Write the next part of the patent text on the treatment installation for flat substrates, starting after its final sentence.

• _Page_:

** Start **

GB2348212A

GB2348212A - Treatment installation for flat substrates

Info

Publication number: GB2348212A
Application number: GB0006605A
Authority: GB
Inventors: Karl-Heinrich Wenk
Original assignee: Leybold Systems GmbH
Current assignee: Leybold Systems GmbH
Priority date: 1999-03-20
Filing date: 2000-03-17
Publication date: 2000-09-27
Anticipated expiration: 2020-03-17
Also published as: DE19912707A1; DE19912707B4; IT1316806B1; ITMI20000564A0; GB2348212B; GB0006605D0; ITMI20000564A1

Abstract

Moving through a casing (1) are two circulating webs, a section of each of which is in contact with the other in the area of an opening (9) on the entry side and an opening (10) on the exit side. Between these sections of the webs (13, 14), which are in contact with each other, a substrate (6) is taken into and out of a chamber (1). Within the chamber (1), deflecting rollers (21, 22, 23, 24) ensure that the web (14) is separated from the substrate (6), so that the substrate (6) can be treated, more particularly vapour-deposited, by a treatment unit (5). The sections (13, 14) are two strips which move substantially syndronously with regard to each other from the exterior of the chamber into its interior. The substrate is positioned between the strips (13, 14), with the side of each strip that faces away from the substrate (6) being in contact with a casing surface (15, 16) so as to form a seal. Both strips (13, 14) may be continuous bands arranged to circulate about deflecting rollers (17 -24).

Description

2348212 Treatment Installation for Flat Substrates The present invention

relates to a treatment installation for flat substrates, more particularly films, the installation having a chamber with at least one opening for transporting the substrate between the exterior of the chamber and its interior.

Treatment installations of the above type are well known and are used for many different purposes. An important application is the coating of films or paper strips with a thin metal layer through condensing a metal vapour onto the substrate in a vacuum chamber. Also widespread is the treatment of substrates with fluorine to change their surface properties.

As the substrate is most commonly a film made of plastic or paper, the substrate should not touch the chamber whilst being transported into or out of the chamber, as otherwise the substrate could be scratched. For this reason openings to and/or from such chambers are often seen with relatively large gaps. However, this has the disadvantage that the chamber's vacuum pumps have to be undesirably large so that, despite the losses resulting from the size of the gap, a sufficiently high vacuum can be maintained. If there is a gas in the chamber which must not escape, the substrate can be brought into the chamber and taken out of it again between two rollers, in a similar manner to a washing mangle. However, in practice with such rollers only an incomplete vacuum can be achieved because only a line of contact is formed between the rollers and the substrate and also because the lateral sealing of the rollers presents difficulties.

The present invention is based on the problem of designing a treatment installation of the type described above in such a way that the chamber opening for the substrate is sealed as reliably as possible, without fear of scratching the substrate.

This problem is solved in accordance with the present invention in that the chamber opening is formed of two strips that are moved synchronously with each other from outside the chamber into its interior and are positioned such that the substrate squeezes between the strips, the side of each of the strips that faces away from the substrate forming a tight seal against the casing surface.

** End **

• _Information shown_:

** Start **

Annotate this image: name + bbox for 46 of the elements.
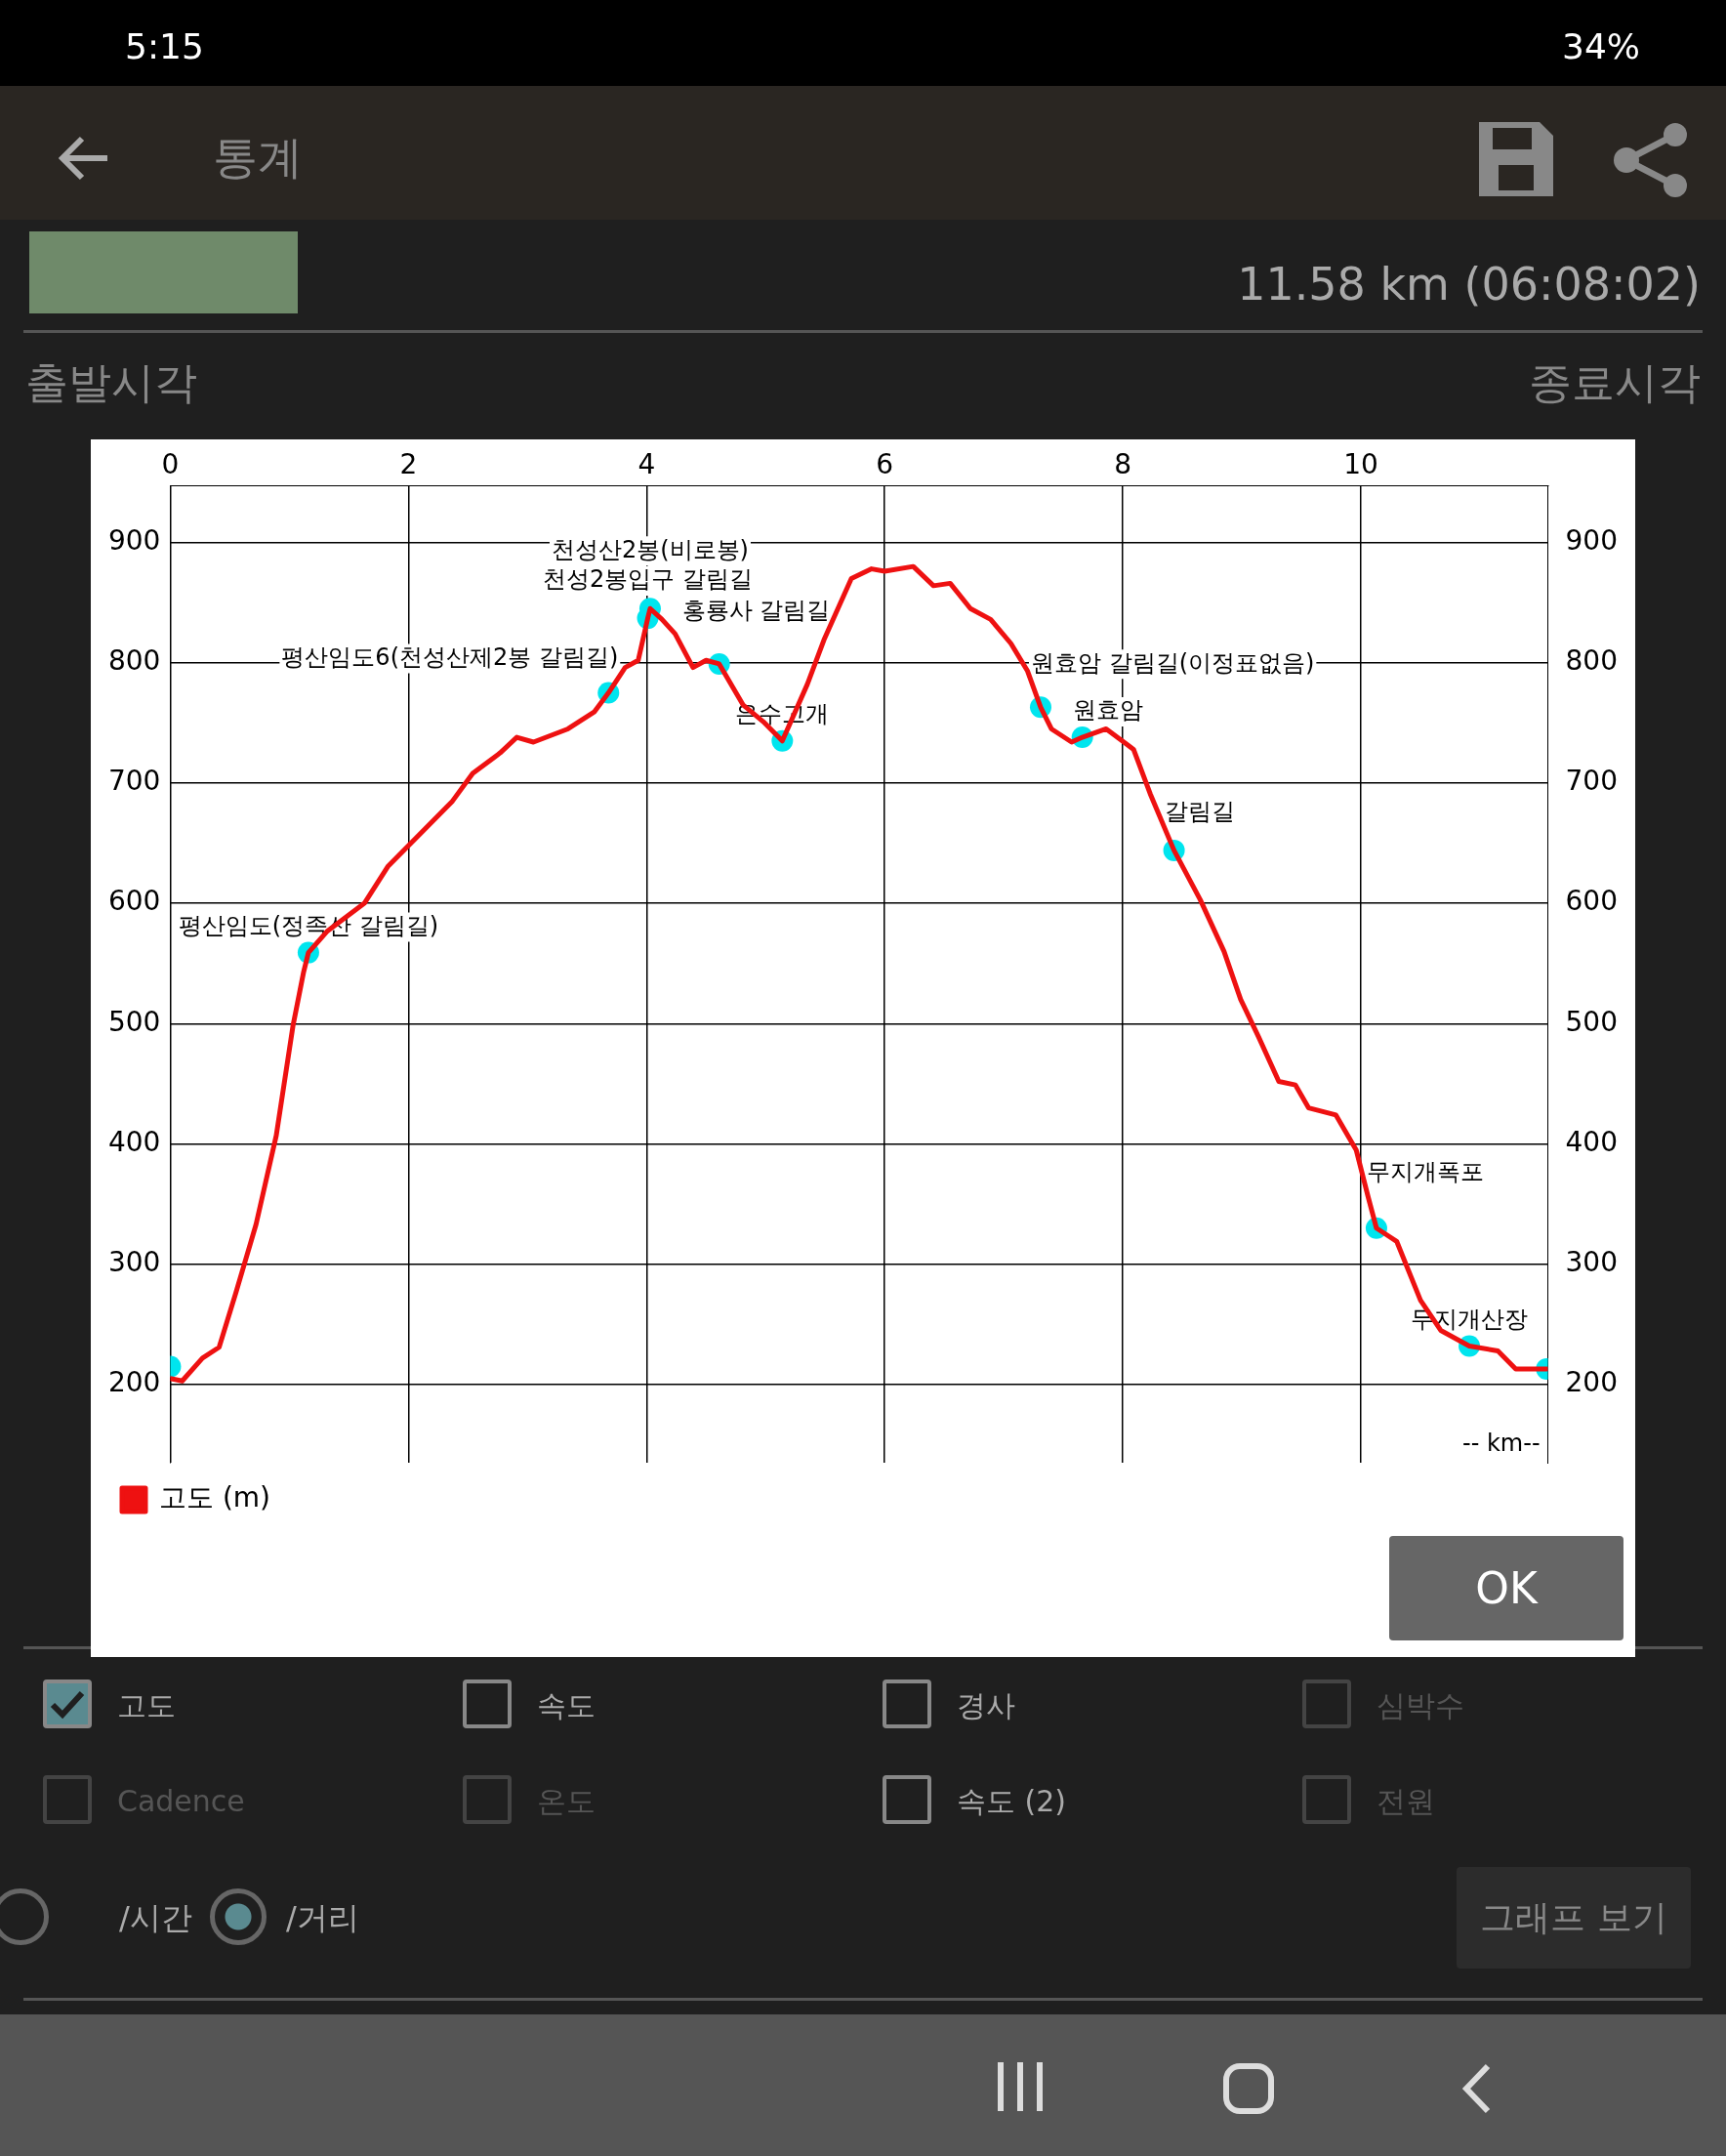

** End **

• _Task output_:
In such a treatment installation there is no relative movement between the substrate and the components in contact with the substrate during the transportation of the substrate between the exterior and the interior of the chamber. Rather, the substrate squeezes between the two strips and moves synchronously with the strips into the chamber or out of it. In this way scratching of the substrate is avoided. Relative movement only arises between the opposite side of each strip and the casing surface. However, this does not necessarily lead to undesirably high wear or high friction losses, as the material for the strips and the casing surface can be freely chosen, and it is possible, for example, to select a wearresistant material for the strips and to provide the casing surfaces with a light coating that allows slight sliding. With such measures it is possible to prevent abrasion, that might otherwise result in contaminants entering the chamber.

In the direction of movement of the strips, the casing surfaces can extend over a relatively large surface area of the strips, producing particularly good sealing, if, in accordance with another advantageous embodiment of the invention, the casing surfaces are provided on two chamber flanges positioned a small distance from each other and projecting outwardly with regard to the chamber. In one such embodiment, good sealing can be achieved even without the casing surfaces and the strips touching, if the flanges are sufficiently long and provide a labyrinth effect.

To transport the substrate, the two strips can each be unrolled from one roll and rolled onto another one. However, the chamber can be very simply designed if, in accordance with a further embodiment of the present invention, the two strips are each continuous bands and are arranged to circulate about deflecting rollers.

For the continuous treatment of webs of film, the chamber is particularly advantageously designed if it has an opening on two opposite sides, if the strips each travel a path with one section located externally to the chamber and with a second section extending from one opening to the other opposite opening through the entire chamber, and if inside the chamber a strip is re-directed by deflecting rollers, away from the web or substrate, around the outside of the treatment device and by further deflecting rollers back into contact with the substrate. In such a chamber a film or paper web can run in from one side and out at the other. Therefore it is not necessary for the supply roll and winding roll for the film or paper web to be arranged within an evacuated winding chamber.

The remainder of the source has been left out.